* _Problem_: Each line of the material below that holds the word "image" needs to be copied.

┌─ Information shown

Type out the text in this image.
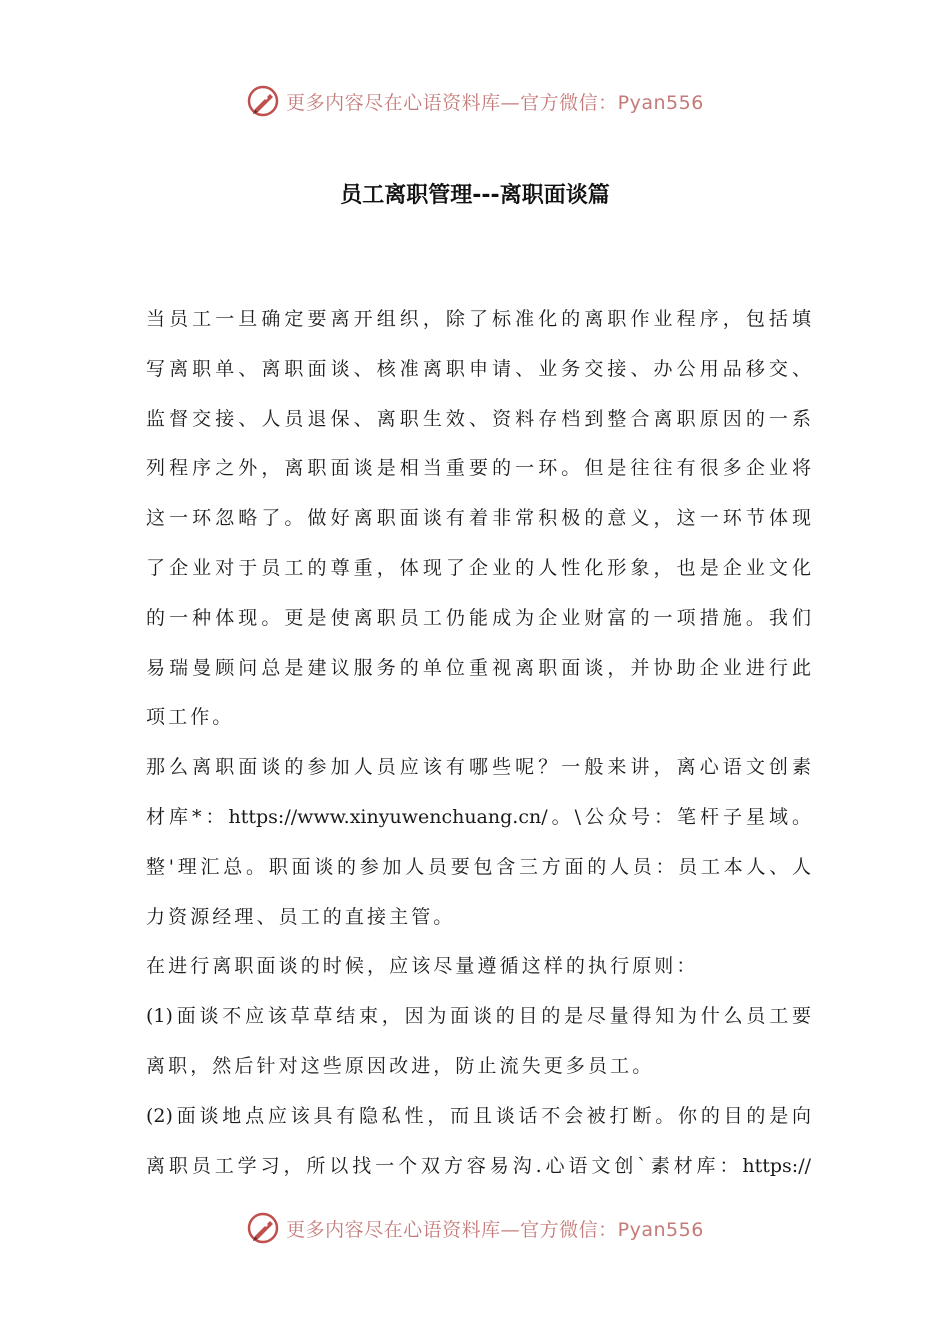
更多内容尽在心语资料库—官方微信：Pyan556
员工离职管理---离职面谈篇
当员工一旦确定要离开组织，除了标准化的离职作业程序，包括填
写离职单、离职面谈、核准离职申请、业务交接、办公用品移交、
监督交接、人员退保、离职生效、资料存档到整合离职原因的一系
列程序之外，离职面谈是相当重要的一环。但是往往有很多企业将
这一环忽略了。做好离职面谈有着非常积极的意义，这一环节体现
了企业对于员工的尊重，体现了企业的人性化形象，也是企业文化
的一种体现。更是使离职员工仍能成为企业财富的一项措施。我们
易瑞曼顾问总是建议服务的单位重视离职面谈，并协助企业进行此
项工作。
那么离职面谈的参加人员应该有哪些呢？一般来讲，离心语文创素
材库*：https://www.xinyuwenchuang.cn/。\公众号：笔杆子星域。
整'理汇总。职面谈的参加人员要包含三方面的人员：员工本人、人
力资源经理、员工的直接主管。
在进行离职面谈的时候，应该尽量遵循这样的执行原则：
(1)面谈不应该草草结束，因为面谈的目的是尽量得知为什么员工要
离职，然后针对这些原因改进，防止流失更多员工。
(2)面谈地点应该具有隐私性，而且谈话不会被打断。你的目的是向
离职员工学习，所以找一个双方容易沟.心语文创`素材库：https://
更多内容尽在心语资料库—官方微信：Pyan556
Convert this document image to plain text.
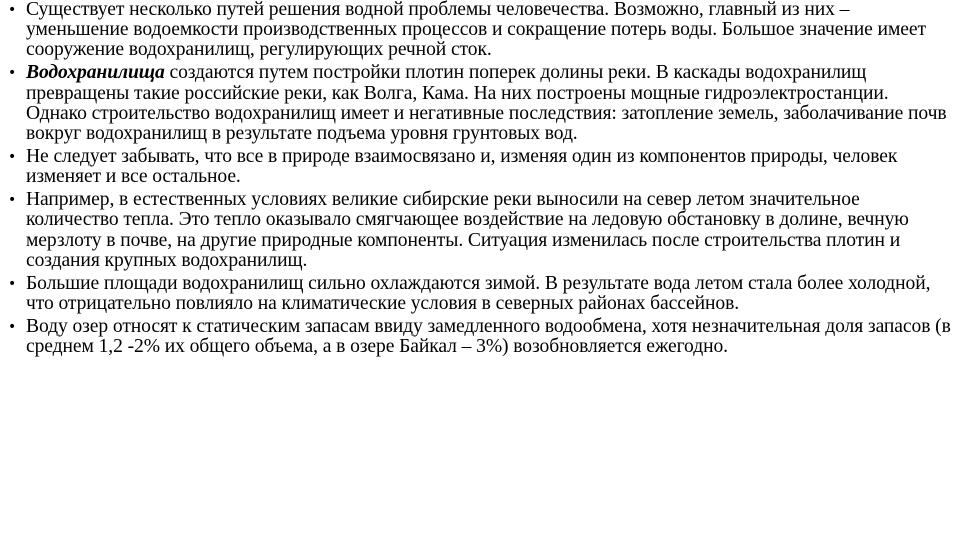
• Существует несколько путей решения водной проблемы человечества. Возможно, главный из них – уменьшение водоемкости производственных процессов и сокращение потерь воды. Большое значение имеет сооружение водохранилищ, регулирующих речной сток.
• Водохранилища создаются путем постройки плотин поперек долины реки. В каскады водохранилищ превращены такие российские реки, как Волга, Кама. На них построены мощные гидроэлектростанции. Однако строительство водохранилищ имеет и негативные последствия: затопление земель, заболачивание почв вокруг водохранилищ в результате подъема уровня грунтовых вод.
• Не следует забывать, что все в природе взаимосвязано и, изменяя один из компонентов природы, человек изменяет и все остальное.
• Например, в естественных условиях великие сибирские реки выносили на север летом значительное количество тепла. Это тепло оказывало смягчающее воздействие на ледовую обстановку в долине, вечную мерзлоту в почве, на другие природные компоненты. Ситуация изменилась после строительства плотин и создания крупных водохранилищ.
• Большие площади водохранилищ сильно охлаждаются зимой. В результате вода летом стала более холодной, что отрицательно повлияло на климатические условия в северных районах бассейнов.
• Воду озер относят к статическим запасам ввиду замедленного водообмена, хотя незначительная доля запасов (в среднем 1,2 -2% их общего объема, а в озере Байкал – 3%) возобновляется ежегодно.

└─

* _The solution_:
Type out the text in this image.
Convert this document image to plain text.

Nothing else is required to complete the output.